[Begin Recorded data]

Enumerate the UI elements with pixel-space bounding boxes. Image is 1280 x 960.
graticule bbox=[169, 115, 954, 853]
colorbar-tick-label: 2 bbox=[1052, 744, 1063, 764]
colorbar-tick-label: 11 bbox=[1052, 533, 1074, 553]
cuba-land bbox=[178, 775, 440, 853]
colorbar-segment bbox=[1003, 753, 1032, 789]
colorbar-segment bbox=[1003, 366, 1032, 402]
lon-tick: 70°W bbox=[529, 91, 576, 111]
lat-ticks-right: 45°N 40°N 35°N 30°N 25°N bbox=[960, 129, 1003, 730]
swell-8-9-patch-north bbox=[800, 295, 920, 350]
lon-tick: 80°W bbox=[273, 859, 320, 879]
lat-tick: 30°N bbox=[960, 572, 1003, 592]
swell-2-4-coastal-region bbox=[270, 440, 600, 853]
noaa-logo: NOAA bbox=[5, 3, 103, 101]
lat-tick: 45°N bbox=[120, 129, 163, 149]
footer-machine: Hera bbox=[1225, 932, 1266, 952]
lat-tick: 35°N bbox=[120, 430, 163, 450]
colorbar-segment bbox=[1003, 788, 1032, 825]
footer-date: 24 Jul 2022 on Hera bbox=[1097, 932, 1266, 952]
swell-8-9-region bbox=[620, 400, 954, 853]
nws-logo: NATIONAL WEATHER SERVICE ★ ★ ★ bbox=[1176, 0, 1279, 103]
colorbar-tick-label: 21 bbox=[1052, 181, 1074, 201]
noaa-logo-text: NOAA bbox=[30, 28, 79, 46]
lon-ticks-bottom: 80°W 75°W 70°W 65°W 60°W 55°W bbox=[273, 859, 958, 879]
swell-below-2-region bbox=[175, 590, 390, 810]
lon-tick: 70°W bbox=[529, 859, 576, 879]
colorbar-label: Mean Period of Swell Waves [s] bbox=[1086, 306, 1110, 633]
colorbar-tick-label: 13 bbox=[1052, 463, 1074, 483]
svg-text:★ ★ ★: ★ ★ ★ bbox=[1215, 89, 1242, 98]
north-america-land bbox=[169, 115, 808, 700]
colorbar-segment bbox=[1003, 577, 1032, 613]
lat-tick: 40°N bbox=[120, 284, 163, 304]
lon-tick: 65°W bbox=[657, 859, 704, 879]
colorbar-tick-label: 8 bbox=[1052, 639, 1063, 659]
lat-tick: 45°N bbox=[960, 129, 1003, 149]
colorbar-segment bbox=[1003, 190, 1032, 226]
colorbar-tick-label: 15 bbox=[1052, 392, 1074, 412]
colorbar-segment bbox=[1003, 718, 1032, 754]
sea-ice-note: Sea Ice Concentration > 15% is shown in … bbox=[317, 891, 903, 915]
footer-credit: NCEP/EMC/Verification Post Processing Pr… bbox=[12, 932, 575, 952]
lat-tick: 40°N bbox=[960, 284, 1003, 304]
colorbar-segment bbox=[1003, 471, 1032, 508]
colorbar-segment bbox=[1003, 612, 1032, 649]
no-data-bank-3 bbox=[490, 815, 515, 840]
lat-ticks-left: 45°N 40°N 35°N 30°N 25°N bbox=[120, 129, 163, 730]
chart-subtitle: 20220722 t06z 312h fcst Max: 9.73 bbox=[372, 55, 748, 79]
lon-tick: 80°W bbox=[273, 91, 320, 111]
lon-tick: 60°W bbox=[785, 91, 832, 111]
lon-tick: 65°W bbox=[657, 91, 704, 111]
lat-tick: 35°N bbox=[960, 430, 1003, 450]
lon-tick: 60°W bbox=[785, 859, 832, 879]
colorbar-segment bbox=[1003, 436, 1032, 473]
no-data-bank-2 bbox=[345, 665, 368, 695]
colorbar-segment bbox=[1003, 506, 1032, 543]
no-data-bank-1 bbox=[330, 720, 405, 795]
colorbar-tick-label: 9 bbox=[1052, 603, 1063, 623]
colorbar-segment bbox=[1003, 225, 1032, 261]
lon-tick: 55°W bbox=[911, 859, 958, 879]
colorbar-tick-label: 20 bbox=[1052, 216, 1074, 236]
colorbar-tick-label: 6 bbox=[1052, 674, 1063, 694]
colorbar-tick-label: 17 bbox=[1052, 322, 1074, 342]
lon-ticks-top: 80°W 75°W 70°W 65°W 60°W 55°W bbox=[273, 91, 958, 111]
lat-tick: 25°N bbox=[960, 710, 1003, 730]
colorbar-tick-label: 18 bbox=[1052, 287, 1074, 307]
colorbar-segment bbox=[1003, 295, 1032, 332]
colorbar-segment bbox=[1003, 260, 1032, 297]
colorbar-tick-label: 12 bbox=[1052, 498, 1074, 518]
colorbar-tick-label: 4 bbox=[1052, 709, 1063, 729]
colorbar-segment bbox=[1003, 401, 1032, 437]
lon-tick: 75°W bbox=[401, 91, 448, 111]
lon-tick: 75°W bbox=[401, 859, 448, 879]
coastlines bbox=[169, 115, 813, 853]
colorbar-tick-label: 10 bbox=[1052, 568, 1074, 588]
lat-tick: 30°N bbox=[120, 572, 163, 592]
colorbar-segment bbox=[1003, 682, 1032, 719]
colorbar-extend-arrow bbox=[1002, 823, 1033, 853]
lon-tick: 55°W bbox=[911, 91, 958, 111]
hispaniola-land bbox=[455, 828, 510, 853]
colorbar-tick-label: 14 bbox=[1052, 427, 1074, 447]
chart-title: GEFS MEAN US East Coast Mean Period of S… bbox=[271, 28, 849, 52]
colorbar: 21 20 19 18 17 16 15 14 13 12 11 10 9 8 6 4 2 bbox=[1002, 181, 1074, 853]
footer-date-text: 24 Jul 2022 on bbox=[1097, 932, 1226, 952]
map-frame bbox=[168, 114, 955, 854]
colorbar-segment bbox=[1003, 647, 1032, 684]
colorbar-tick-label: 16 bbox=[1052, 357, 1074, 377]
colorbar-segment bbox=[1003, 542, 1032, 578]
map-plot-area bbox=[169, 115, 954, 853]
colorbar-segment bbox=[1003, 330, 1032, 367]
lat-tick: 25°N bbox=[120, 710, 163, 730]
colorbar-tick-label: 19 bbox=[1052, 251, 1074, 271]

[End Recorded data]

To be done =>
Copy every line of the records above word for word, changing nothing.

Result of this exercise =>
Enumerate the UI elements with pixel-space bounding boxes. Image is 1280 x 960.
graticule bbox=[169, 115, 954, 853]
colorbar-tick-label: 2 bbox=[1052, 744, 1063, 764]
colorbar-tick-label: 11 bbox=[1052, 533, 1074, 553]
cuba-land bbox=[178, 775, 440, 853]
colorbar-segment bbox=[1003, 753, 1032, 789]
colorbar-segment bbox=[1003, 366, 1032, 402]
lon-tick: 70°W bbox=[529, 91, 576, 111]
lat-ticks-right: 45°N 40°N 35°N 30°N 25°N bbox=[960, 129, 1003, 730]
swell-8-9-patch-north bbox=[800, 295, 920, 350]
lon-tick: 80°W bbox=[273, 859, 320, 879]
lat-tick: 30°N bbox=[960, 572, 1003, 592]
swell-2-4-coastal-region bbox=[270, 440, 600, 853]
noaa-logo: NOAA bbox=[5, 3, 103, 101]
lat-tick: 45°N bbox=[120, 129, 163, 149]
footer-machine: Hera bbox=[1225, 932, 1266, 952]
lat-tick: 35°N bbox=[120, 430, 163, 450]
colorbar-segment bbox=[1003, 788, 1032, 825]
footer-date: 24 Jul 2022 on Hera bbox=[1097, 932, 1266, 952]
swell-8-9-region bbox=[620, 400, 954, 853]
nws-logo: NATIONAL WEATHER SERVICE ★ ★ ★ bbox=[1176, 0, 1279, 103]
colorbar-tick-label: 21 bbox=[1052, 181, 1074, 201]
noaa-logo-text: NOAA bbox=[30, 28, 79, 46]
lon-ticks-bottom: 80°W 75°W 70°W 65°W 60°W 55°W bbox=[273, 859, 958, 879]
swell-below-2-region bbox=[175, 590, 390, 810]
lon-tick: 70°W bbox=[529, 859, 576, 879]
colorbar-label: Mean Period of Swell Waves [s] bbox=[1086, 306, 1110, 633]
colorbar-tick-label: 13 bbox=[1052, 463, 1074, 483]
svg-text:★ ★ ★: ★ ★ ★ bbox=[1215, 89, 1242, 98]
north-america-land bbox=[169, 115, 808, 700]
colorbar-segment bbox=[1003, 577, 1032, 613]
lat-tick: 40°N bbox=[120, 284, 163, 304]
lon-tick: 65°W bbox=[657, 859, 704, 879]
colorbar-tick-label: 8 bbox=[1052, 639, 1063, 659]
lat-tick: 45°N bbox=[960, 129, 1003, 149]
colorbar-segment bbox=[1003, 190, 1032, 226]
colorbar-tick-label: 15 bbox=[1052, 392, 1074, 412]
colorbar-segment bbox=[1003, 718, 1032, 754]
sea-ice-note: Sea Ice Concentration > 15% is shown in … bbox=[317, 891, 903, 915]
footer-credit: NCEP/EMC/Verification Post Processing Pr… bbox=[12, 932, 575, 952]
lat-tick: 40°N bbox=[960, 284, 1003, 304]
colorbar-segment bbox=[1003, 471, 1032, 508]
colorbar-segment bbox=[1003, 612, 1032, 649]
no-data-bank-3 bbox=[490, 815, 515, 840]
lat-ticks-left: 45°N 40°N 35°N 30°N 25°N bbox=[120, 129, 163, 730]
chart-subtitle: 20220722 t06z 312h fcst Max: 9.73 bbox=[372, 55, 748, 79]
lon-tick: 80°W bbox=[273, 91, 320, 111]
lon-tick: 60°W bbox=[785, 91, 832, 111]
lon-tick: 65°W bbox=[657, 91, 704, 111]
lat-tick: 35°N bbox=[960, 430, 1003, 450]
lon-tick: 60°W bbox=[785, 859, 832, 879]
colorbar-segment bbox=[1003, 436, 1032, 473]
no-data-bank-2 bbox=[345, 665, 368, 695]
colorbar-segment bbox=[1003, 506, 1032, 543]
no-data-bank-1 bbox=[330, 720, 405, 795]
colorbar-tick-label: 9 bbox=[1052, 603, 1063, 623]
colorbar-segment bbox=[1003, 225, 1032, 261]
lon-tick: 55°W bbox=[911, 859, 958, 879]
colorbar-tick-label: 20 bbox=[1052, 216, 1074, 236]
colorbar-tick-label: 6 bbox=[1052, 674, 1063, 694]
colorbar-tick-label: 17 bbox=[1052, 322, 1074, 342]
lon-ticks-top: 80°W 75°W 70°W 65°W 60°W 55°W bbox=[273, 91, 958, 111]
lat-tick: 25°N bbox=[960, 710, 1003, 730]
colorbar-tick-label: 18 bbox=[1052, 287, 1074, 307]
colorbar-segment bbox=[1003, 295, 1032, 332]
colorbar-segment bbox=[1003, 260, 1032, 297]
colorbar-tick-label: 12 bbox=[1052, 498, 1074, 518]
colorbar-tick-label: 4 bbox=[1052, 709, 1063, 729]
colorbar-segment bbox=[1003, 401, 1032, 437]
lon-tick: 75°W bbox=[401, 91, 448, 111]
lon-tick: 75°W bbox=[401, 859, 448, 879]
coastlines bbox=[169, 115, 813, 853]
colorbar-tick-label: 10 bbox=[1052, 568, 1074, 588]
lat-tick: 30°N bbox=[120, 572, 163, 592]
colorbar-segment bbox=[1003, 682, 1032, 719]
colorbar-extend-arrow bbox=[1002, 823, 1033, 853]
lon-tick: 55°W bbox=[911, 91, 958, 111]
hispaniola-land bbox=[455, 828, 510, 853]
colorbar-tick-label: 14 bbox=[1052, 427, 1074, 447]
chart-title: GEFS MEAN US East Coast Mean Period of S… bbox=[271, 28, 849, 52]
colorbar: 21 20 19 18 17 16 15 14 13 12 11 10 9 8 6 4 2 bbox=[1002, 181, 1074, 853]
footer-date-text: 24 Jul 2022 on bbox=[1097, 932, 1226, 952]
map-frame bbox=[168, 114, 955, 854]
colorbar-segment bbox=[1003, 647, 1032, 684]
colorbar-tick-label: 16 bbox=[1052, 357, 1074, 377]
colorbar-segment bbox=[1003, 542, 1032, 578]
map-plot-area bbox=[169, 115, 954, 853]
colorbar-segment bbox=[1003, 330, 1032, 367]
lat-tick: 25°N bbox=[120, 710, 163, 730]
colorbar-tick-label: 19 bbox=[1052, 251, 1074, 271]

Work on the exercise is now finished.